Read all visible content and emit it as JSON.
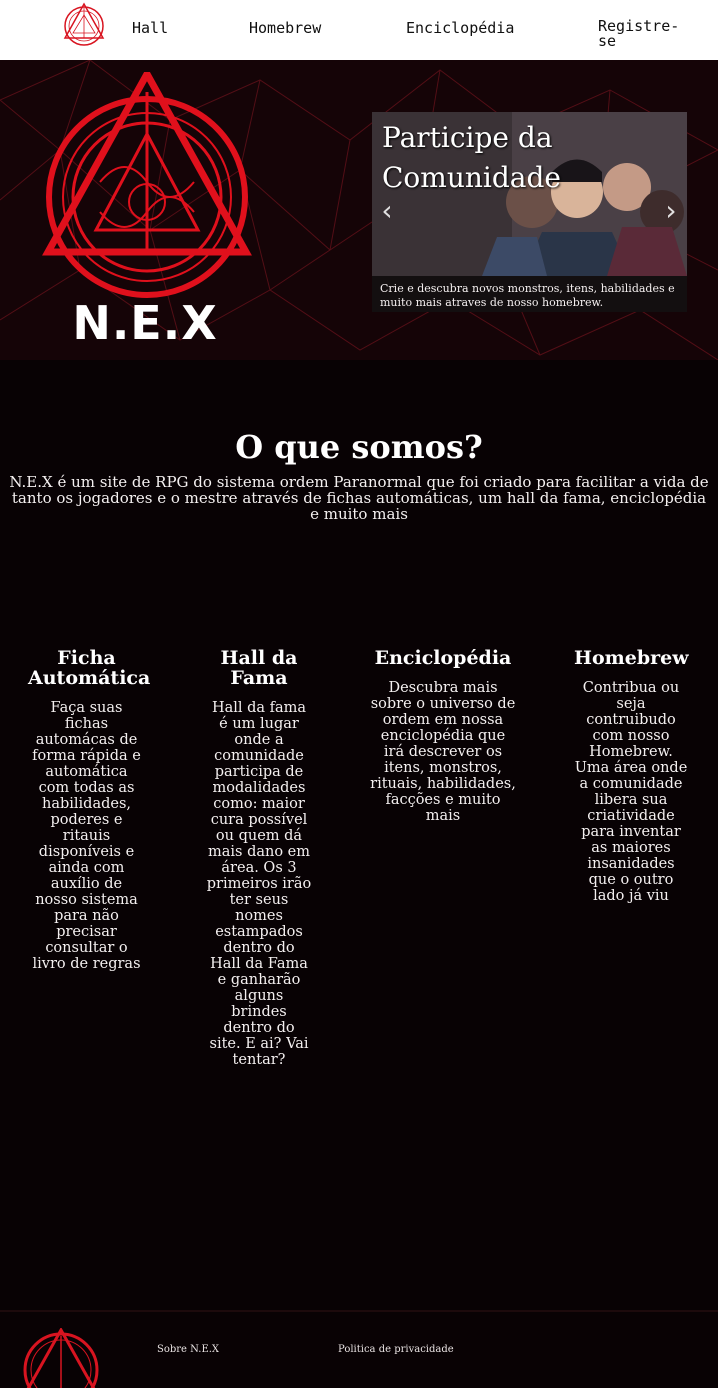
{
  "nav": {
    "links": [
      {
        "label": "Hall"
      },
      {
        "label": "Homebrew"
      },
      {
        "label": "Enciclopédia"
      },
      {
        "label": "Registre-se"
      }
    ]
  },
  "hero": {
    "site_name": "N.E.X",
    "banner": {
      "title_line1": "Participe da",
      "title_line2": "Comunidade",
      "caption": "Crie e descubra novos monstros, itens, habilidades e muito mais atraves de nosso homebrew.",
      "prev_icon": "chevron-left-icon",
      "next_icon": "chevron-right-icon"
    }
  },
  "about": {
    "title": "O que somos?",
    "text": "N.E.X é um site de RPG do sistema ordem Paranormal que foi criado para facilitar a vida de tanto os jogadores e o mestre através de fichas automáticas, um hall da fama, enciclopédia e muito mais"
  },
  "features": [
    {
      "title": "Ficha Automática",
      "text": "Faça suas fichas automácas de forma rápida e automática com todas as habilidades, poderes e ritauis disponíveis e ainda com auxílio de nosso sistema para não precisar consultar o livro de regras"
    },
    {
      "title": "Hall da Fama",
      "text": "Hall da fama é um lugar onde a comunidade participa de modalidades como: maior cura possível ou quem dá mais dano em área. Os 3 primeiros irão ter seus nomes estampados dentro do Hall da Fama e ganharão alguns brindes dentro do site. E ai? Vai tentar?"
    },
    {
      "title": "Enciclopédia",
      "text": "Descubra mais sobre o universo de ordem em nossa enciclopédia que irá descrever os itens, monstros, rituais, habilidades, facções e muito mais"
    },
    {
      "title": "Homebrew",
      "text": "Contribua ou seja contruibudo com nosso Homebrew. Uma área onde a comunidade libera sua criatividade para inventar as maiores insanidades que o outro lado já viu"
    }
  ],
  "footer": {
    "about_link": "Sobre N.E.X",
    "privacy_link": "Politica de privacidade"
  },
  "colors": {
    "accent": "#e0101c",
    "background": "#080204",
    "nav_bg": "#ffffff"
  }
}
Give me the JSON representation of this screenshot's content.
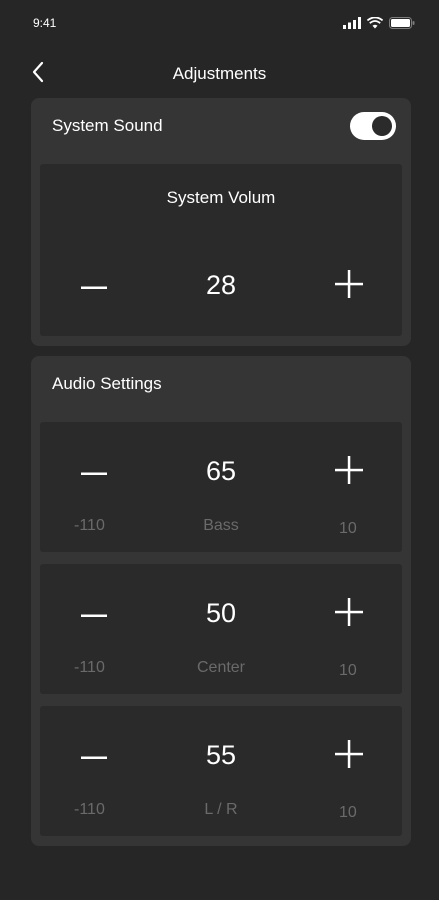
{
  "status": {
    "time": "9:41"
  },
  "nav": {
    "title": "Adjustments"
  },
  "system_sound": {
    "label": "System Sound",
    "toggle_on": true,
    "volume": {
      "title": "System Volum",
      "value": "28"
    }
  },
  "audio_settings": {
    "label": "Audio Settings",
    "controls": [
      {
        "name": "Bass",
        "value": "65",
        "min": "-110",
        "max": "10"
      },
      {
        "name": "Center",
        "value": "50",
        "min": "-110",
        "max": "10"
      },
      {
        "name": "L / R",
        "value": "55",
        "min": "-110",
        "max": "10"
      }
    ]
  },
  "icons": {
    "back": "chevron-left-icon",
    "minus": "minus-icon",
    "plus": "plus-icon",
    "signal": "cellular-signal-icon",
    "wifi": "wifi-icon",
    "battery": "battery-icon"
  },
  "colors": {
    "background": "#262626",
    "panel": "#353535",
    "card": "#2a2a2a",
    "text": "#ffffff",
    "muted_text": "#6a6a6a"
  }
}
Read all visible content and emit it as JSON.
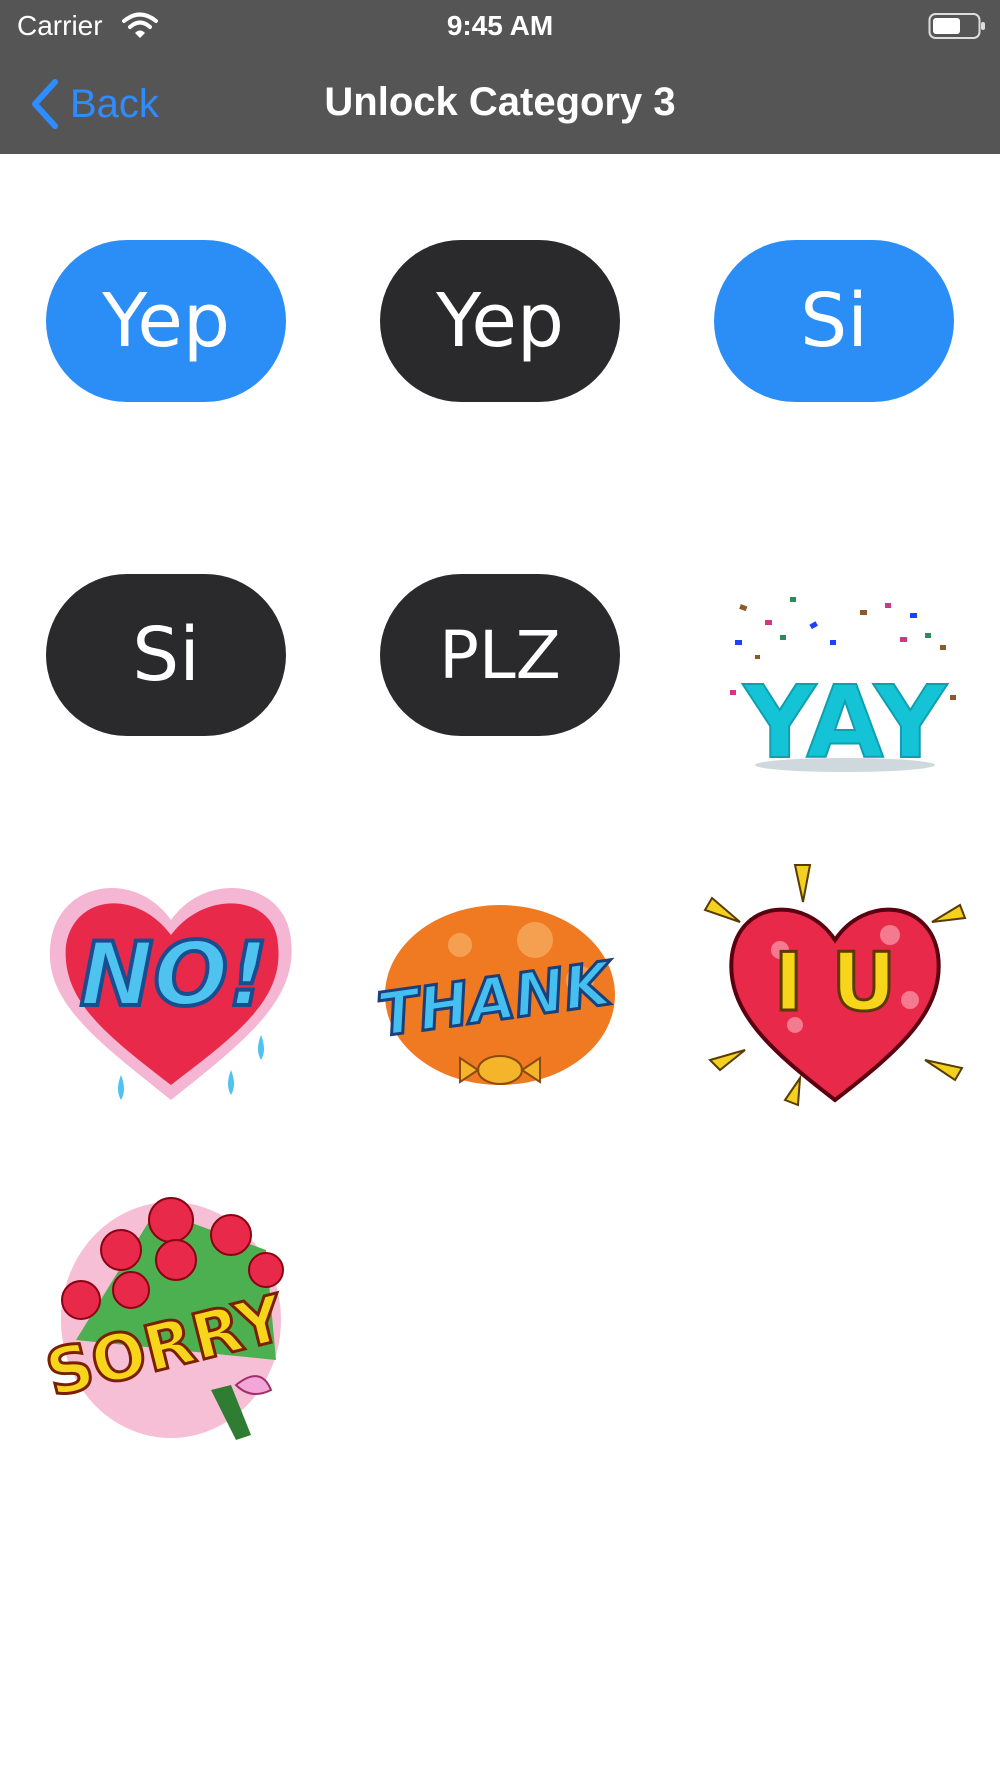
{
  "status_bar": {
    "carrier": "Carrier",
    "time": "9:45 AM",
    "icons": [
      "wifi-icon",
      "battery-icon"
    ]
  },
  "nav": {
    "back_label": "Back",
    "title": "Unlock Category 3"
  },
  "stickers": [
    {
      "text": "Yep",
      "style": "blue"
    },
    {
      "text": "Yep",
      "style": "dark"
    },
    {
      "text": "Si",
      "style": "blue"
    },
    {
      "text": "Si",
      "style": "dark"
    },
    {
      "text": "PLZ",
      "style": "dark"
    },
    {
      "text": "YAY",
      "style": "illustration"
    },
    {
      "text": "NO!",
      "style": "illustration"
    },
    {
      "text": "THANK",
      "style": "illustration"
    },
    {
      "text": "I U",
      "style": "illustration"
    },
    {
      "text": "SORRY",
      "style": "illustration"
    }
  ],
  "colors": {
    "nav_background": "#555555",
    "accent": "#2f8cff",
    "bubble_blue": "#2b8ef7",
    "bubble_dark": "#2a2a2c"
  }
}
━━━━━━━━
• _INSTRUCTIONS TO FOLLOW_: Looking at the data above, show all lines where the word "mais" occurs.

• _TASK ANSWER_:
      "caption": "Crie e descubra novos monstros, itens, habilidades e muito mais atraves de nosso homebrew.",
    "text": "N.E.X é um site de RPG do sistema ordem Paranormal que foi criado para facilitar a vida de tanto os jogadores e o mestre através de fichas automáticas, um hall da fama, enciclopédia e muito mais"
      "text": "Hall da fama é um lugar onde a comunidade participa de modalidades como: maior cura possível ou quem dá mais dano em área. Os 3 primeiros irão ter seus nomes estampados dentro do Hall da Fama e ganharão alguns brindes dentro do site. E ai? Vai tentar?"
      "text": "Descubra mais sobre o universo de ordem em nossa enciclopédia que irá descrever os itens, monstros, rituais, habilidades, facções e muito mais"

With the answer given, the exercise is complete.